EXERCISE | Based on the listing below, report how many lines contain the word "Patients". Nothing but the number, please.

RECORDS SUPPLIED |

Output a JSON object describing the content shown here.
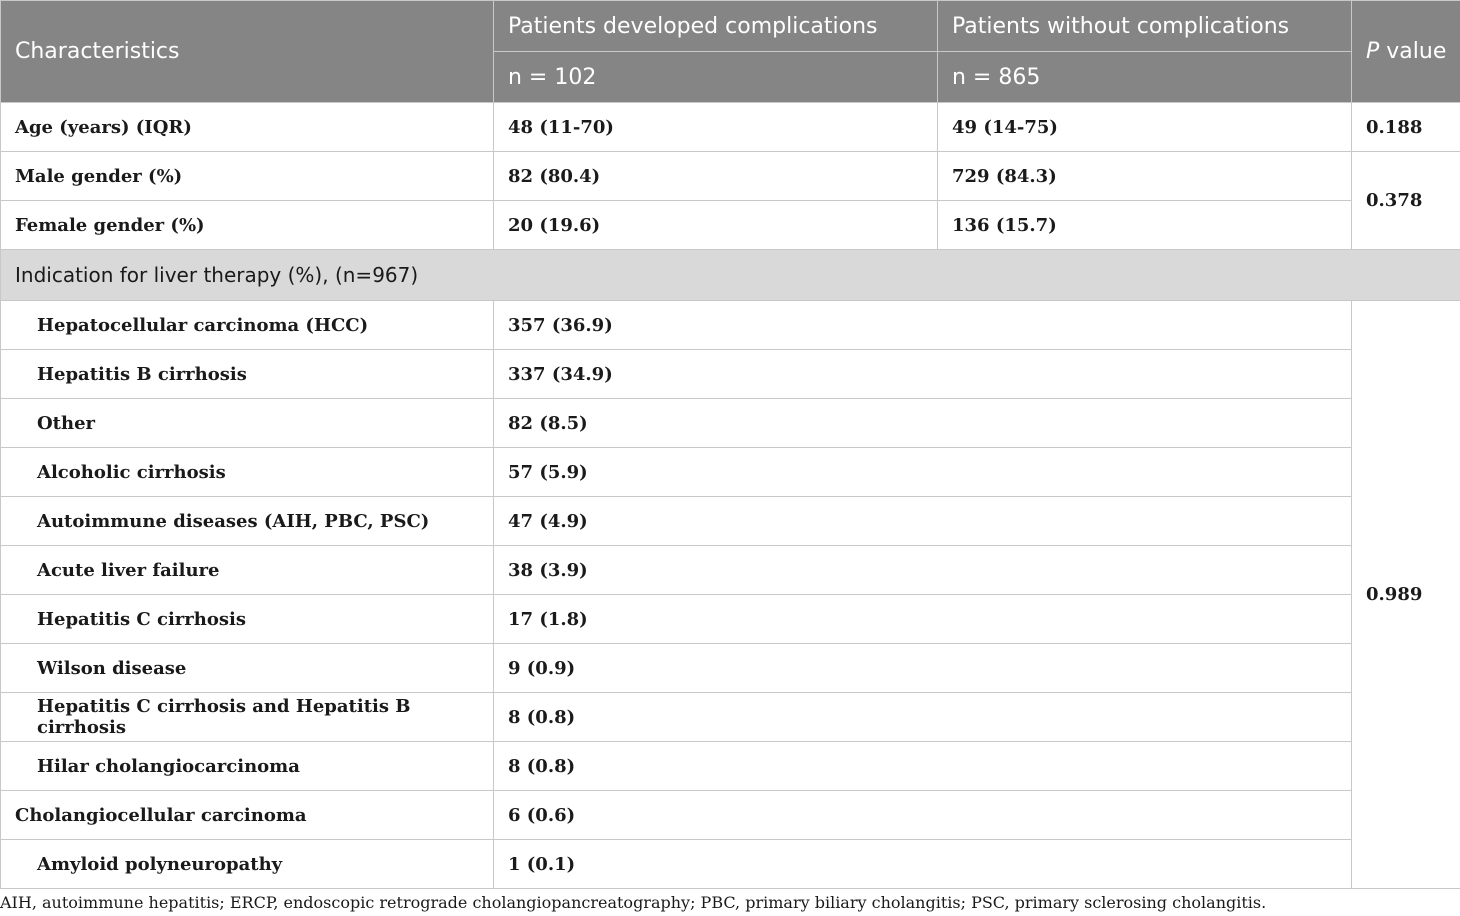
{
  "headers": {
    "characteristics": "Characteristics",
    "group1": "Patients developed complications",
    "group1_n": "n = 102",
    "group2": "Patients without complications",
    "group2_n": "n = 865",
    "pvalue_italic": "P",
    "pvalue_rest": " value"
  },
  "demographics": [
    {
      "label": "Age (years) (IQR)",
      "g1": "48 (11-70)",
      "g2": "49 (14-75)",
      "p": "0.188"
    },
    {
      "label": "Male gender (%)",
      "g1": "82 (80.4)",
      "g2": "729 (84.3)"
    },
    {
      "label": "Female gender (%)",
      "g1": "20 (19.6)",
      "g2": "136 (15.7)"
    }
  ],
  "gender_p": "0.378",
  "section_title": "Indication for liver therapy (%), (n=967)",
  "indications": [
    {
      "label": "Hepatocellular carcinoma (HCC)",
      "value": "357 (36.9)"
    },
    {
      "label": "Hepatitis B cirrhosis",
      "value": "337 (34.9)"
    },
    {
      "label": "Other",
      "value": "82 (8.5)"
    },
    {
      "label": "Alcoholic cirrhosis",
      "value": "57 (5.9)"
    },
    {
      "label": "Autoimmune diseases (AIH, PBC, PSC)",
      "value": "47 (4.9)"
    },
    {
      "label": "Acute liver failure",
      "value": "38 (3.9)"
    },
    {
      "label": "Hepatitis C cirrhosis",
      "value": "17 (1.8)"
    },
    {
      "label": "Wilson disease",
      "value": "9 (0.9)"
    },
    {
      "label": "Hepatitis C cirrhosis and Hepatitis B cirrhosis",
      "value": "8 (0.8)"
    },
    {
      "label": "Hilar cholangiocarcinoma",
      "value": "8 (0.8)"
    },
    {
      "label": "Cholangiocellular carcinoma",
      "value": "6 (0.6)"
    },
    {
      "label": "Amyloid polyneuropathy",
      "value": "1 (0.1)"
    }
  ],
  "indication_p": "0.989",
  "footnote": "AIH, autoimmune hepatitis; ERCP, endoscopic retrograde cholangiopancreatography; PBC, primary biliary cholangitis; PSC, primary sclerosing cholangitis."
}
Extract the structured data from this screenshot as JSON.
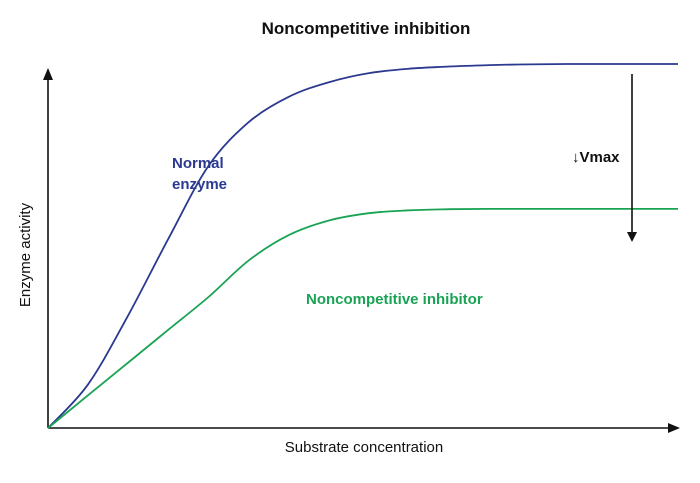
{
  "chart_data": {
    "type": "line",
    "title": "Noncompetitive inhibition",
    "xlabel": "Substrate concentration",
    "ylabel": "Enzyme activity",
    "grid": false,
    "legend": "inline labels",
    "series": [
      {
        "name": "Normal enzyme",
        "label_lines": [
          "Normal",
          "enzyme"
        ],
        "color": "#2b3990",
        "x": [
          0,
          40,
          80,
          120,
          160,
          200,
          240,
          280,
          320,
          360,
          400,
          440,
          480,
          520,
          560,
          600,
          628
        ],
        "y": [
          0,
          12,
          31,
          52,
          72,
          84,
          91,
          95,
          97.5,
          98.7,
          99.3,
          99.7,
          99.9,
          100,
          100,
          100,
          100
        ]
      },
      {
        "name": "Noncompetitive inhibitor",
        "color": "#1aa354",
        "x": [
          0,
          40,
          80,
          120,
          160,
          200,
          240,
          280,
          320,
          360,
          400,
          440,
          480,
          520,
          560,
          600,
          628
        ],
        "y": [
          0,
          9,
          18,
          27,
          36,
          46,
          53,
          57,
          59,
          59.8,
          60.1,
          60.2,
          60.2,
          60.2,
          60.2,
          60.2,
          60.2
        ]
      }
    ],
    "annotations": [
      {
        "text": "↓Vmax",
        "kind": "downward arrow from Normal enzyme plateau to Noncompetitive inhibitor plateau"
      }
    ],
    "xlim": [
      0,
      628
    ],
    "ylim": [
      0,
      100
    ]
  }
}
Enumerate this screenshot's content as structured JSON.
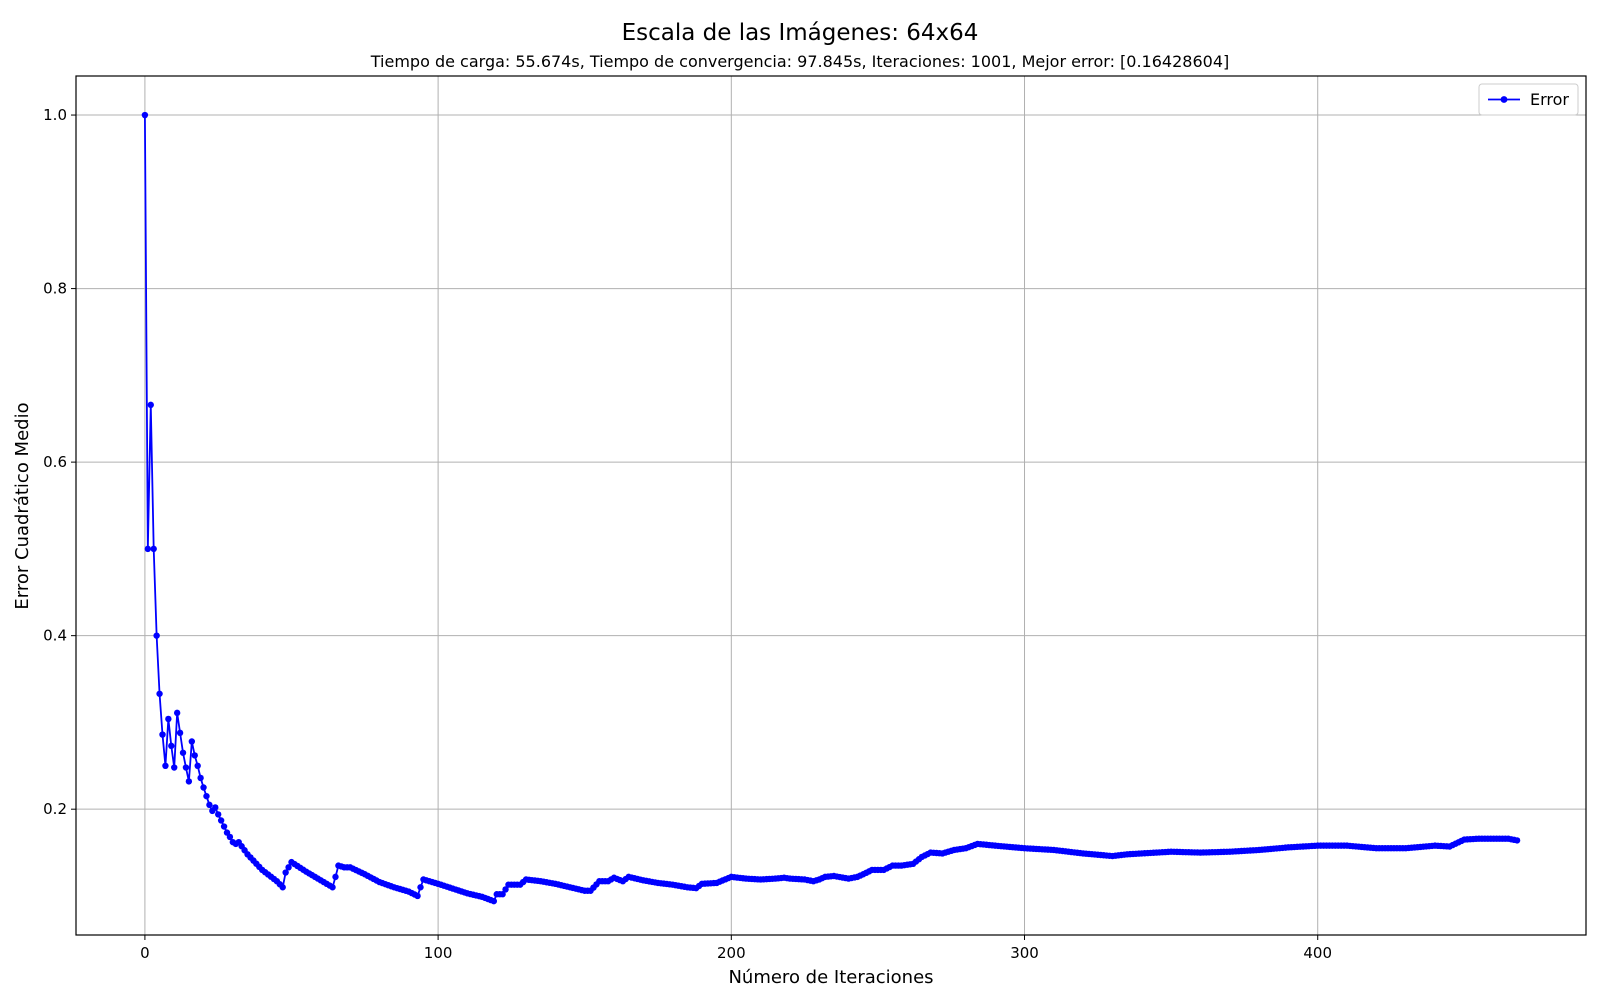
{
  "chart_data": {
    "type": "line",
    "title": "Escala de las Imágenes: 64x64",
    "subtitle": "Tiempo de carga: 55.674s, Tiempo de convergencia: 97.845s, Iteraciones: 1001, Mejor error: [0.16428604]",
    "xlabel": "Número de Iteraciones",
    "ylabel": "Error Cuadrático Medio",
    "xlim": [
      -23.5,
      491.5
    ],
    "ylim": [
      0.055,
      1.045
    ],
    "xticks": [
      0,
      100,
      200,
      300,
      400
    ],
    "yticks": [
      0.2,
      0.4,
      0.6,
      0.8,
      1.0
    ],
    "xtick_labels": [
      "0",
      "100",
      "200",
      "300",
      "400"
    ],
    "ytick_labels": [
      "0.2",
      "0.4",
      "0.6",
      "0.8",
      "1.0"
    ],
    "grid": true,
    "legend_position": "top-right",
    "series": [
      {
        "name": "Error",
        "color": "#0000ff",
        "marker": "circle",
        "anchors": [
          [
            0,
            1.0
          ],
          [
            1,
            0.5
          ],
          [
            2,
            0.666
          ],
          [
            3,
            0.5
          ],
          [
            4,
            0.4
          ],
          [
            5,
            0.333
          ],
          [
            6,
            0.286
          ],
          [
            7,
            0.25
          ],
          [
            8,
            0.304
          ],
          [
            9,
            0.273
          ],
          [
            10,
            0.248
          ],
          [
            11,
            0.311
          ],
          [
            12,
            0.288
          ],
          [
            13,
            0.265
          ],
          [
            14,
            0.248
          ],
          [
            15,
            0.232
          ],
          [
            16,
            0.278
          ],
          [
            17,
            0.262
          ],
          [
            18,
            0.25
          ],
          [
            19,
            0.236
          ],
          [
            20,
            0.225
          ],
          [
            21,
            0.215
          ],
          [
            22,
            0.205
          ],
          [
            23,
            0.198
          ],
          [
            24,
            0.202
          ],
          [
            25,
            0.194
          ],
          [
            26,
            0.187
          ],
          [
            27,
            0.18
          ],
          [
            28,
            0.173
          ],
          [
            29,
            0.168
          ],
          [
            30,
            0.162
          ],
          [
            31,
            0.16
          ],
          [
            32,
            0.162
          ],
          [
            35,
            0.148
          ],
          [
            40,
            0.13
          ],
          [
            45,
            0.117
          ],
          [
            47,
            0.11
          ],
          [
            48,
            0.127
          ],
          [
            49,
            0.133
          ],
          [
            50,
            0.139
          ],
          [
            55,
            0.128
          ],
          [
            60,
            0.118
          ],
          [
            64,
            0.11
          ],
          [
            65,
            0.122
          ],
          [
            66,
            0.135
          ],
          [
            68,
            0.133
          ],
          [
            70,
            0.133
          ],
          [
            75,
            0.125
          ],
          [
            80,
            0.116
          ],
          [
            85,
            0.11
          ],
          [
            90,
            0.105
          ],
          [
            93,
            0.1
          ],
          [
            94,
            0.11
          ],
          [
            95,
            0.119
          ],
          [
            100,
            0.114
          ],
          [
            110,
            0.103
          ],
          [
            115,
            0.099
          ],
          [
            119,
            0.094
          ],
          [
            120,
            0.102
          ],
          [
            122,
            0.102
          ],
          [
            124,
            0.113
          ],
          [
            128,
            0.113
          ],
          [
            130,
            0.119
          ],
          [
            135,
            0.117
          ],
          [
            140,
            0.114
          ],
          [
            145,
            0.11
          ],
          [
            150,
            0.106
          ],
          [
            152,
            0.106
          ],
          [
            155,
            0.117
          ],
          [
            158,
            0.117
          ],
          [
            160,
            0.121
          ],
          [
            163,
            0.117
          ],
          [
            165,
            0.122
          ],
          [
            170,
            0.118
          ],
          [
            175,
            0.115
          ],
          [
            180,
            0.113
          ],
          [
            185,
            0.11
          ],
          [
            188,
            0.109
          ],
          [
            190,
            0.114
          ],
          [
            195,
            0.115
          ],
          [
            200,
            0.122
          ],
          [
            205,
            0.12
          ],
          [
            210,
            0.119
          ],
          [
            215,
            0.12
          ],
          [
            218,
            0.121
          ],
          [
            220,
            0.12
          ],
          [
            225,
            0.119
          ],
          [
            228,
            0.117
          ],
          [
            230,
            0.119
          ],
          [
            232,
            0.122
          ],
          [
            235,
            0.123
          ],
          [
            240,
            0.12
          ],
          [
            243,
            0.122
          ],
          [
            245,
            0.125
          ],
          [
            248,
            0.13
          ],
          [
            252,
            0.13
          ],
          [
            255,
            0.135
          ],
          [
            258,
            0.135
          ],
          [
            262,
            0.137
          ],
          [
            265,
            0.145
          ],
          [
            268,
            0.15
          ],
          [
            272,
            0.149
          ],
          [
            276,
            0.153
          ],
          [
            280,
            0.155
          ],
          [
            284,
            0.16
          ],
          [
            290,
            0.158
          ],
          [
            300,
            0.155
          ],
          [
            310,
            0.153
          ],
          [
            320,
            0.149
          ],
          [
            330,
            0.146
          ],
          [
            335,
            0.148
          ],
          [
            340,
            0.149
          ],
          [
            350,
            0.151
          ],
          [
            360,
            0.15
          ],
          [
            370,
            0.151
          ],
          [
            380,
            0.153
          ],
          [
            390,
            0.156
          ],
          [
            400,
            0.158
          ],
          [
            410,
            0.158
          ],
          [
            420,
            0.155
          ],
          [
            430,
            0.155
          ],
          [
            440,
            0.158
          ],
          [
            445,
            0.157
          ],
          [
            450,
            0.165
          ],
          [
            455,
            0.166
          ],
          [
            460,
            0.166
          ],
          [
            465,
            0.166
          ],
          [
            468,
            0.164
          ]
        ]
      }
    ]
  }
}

EXPECTED ANSWER | 2